> SET TASK:
Filter the records below down to lines containing "Energieertrag".

> DATASET:
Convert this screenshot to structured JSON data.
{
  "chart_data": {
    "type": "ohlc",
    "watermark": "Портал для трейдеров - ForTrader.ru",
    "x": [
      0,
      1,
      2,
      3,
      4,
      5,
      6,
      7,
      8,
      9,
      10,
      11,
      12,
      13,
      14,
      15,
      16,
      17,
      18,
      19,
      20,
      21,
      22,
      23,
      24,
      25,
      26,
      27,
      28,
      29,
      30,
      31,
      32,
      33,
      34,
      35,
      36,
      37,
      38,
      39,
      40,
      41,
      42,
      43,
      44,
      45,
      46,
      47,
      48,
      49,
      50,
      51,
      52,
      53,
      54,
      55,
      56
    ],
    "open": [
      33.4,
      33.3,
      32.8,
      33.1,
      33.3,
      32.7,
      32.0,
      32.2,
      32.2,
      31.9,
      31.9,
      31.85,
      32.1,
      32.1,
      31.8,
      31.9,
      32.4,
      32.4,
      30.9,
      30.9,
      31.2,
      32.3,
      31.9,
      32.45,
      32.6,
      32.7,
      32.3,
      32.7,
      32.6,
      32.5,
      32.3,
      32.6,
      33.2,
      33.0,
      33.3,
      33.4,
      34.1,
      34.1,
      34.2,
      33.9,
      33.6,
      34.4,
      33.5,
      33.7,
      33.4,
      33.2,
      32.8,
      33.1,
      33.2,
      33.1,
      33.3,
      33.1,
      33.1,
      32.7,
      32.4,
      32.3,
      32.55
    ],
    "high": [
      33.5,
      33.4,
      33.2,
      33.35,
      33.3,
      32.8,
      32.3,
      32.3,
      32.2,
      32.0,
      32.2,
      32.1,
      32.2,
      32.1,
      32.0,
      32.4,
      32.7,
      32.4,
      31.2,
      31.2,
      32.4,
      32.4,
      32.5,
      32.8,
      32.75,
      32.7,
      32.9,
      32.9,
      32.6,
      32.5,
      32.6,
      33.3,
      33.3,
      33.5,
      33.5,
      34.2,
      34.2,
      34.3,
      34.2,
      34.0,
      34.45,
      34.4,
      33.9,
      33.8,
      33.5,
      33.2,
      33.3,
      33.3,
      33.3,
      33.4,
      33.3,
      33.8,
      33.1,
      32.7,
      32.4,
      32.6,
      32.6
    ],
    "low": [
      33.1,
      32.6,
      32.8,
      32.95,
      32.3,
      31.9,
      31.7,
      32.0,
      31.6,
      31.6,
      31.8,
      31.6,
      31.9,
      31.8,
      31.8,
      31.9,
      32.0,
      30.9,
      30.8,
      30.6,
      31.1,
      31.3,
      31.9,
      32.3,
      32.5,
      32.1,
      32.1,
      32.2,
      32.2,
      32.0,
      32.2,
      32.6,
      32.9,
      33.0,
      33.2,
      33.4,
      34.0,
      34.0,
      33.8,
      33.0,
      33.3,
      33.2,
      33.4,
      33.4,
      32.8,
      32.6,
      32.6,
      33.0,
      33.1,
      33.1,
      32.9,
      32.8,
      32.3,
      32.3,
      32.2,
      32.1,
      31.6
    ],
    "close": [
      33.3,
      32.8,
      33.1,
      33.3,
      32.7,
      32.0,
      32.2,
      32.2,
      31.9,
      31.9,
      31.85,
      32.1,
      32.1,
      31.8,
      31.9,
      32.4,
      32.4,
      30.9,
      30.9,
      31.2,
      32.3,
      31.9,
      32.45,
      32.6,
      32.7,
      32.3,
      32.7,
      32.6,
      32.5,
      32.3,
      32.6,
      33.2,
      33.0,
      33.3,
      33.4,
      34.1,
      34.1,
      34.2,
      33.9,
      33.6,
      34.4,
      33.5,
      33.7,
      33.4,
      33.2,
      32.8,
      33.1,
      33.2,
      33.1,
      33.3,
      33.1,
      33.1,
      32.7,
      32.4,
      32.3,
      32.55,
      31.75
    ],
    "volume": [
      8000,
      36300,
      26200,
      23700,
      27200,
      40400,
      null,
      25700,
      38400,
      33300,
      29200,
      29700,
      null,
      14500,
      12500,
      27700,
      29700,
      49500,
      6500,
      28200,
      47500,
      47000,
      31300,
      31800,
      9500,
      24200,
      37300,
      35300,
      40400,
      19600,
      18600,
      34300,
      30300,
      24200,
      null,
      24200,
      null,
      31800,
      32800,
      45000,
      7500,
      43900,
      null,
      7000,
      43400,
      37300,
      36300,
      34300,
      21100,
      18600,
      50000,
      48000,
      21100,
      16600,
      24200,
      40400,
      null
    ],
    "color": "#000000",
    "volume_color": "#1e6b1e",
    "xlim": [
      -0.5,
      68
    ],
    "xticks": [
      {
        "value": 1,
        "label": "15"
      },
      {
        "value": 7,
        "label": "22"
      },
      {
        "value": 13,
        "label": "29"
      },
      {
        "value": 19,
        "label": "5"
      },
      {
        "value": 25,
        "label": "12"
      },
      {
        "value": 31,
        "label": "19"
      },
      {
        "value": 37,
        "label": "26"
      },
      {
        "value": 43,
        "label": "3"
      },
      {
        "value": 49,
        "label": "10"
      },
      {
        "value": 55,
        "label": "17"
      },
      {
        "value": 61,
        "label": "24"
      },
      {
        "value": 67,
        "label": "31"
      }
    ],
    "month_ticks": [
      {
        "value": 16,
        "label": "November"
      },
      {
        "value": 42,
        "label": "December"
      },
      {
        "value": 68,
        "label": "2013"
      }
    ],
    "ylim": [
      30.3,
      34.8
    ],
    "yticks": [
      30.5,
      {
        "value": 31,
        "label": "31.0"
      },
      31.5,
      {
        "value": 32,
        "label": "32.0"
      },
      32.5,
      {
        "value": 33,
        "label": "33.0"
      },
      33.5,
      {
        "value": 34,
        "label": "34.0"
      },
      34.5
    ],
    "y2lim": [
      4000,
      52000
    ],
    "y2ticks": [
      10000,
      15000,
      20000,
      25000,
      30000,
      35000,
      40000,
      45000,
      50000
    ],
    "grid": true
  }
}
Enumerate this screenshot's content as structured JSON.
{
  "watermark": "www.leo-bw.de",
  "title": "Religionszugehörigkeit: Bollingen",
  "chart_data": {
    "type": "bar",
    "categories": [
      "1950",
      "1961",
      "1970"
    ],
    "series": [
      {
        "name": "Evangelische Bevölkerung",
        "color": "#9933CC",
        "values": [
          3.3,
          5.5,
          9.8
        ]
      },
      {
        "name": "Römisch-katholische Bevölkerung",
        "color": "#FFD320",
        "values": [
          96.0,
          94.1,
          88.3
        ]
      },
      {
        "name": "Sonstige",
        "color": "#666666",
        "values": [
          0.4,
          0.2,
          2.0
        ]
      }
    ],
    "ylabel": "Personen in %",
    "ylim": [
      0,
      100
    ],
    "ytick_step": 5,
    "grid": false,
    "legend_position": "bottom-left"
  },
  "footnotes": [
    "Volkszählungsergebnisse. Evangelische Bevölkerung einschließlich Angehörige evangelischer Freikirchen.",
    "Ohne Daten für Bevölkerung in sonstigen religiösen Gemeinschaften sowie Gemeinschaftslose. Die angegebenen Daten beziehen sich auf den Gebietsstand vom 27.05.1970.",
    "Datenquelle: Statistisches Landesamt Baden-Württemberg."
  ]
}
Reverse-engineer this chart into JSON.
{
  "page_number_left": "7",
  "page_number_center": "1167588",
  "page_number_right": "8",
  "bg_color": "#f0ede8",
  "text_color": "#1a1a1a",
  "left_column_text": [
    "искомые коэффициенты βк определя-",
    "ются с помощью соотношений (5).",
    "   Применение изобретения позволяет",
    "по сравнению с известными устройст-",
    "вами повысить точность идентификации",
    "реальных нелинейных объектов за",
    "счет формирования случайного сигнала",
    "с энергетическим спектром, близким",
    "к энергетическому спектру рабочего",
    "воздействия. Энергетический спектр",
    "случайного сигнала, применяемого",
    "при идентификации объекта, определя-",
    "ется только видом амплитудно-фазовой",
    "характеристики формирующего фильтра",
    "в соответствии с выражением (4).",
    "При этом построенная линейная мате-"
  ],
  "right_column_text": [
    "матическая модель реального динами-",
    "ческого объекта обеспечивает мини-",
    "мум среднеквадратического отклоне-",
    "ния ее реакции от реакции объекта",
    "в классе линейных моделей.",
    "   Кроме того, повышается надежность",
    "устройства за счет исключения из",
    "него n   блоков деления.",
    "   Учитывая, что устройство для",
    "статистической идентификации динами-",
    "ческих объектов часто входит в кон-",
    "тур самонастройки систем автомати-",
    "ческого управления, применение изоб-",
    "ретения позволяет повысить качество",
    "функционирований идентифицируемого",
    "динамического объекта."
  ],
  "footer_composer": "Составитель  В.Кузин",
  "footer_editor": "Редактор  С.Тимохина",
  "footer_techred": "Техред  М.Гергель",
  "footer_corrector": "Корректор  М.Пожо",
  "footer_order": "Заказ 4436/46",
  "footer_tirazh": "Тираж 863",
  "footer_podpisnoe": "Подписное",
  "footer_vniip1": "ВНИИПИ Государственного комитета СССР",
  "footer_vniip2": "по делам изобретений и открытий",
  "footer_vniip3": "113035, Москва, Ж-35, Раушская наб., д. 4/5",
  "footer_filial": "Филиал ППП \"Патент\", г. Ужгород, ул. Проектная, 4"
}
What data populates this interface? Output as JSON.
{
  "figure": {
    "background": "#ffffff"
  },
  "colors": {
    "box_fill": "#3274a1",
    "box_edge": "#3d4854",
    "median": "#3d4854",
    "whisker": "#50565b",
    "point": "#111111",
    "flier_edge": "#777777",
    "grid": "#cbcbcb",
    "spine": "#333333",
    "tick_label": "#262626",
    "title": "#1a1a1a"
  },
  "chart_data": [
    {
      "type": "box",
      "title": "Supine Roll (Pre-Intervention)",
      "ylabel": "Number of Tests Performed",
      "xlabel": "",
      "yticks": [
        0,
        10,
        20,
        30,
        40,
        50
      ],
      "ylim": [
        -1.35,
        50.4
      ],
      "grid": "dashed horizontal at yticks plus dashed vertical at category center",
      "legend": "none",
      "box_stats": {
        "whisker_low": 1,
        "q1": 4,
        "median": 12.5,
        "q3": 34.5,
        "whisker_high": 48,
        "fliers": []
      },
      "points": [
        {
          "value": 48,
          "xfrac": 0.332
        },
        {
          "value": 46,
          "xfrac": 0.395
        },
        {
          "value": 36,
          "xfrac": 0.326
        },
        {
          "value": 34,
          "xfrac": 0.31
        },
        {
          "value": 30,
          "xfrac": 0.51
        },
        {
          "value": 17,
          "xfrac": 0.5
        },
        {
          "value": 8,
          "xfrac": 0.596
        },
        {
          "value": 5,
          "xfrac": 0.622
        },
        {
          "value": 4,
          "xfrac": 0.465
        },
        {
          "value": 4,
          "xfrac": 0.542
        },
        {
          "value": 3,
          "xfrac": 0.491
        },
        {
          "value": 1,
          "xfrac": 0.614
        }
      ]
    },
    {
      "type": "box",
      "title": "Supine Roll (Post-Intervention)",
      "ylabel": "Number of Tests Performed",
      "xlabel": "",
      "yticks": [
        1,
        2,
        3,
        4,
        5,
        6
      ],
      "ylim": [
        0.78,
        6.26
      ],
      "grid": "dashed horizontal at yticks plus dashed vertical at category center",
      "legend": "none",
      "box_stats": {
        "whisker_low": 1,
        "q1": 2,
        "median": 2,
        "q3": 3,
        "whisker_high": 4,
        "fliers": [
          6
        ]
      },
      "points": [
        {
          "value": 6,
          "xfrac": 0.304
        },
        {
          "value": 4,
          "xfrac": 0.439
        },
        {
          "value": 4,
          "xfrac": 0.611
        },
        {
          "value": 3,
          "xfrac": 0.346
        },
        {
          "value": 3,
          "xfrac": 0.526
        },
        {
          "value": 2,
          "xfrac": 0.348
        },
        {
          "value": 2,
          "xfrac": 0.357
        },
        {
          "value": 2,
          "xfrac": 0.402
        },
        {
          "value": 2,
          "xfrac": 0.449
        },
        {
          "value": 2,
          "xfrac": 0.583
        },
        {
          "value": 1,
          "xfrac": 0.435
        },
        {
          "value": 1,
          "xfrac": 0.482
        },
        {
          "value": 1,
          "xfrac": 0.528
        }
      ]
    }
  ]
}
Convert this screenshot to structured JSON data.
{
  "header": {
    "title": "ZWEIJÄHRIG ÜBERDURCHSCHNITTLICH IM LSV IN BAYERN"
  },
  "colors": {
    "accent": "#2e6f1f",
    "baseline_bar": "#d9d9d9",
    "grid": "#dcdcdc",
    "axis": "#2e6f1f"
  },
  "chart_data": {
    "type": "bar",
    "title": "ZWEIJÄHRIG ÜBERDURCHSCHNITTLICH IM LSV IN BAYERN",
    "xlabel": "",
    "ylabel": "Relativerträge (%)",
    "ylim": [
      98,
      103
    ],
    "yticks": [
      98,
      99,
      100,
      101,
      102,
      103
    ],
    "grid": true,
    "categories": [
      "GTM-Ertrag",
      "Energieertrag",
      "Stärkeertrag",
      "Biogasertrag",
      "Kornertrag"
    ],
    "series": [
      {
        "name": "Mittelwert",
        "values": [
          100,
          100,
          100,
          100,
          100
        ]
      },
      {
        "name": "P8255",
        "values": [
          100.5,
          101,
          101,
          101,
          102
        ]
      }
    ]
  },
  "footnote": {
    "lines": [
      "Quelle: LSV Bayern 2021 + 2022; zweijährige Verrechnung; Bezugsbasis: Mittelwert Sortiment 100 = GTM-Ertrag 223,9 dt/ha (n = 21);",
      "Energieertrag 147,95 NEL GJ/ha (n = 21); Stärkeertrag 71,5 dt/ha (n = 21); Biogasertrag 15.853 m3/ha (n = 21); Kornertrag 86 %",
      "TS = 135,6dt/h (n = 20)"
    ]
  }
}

> TASK RESULT:
      "Energieertrag",
      "Energieertrag 147,95 NEL GJ/ha (n = 21); Stärkeertrag 71,5 dt/ha (n = 21); Biogasertrag 15.853 m3/ha (n = 21); Kornertrag 86 %",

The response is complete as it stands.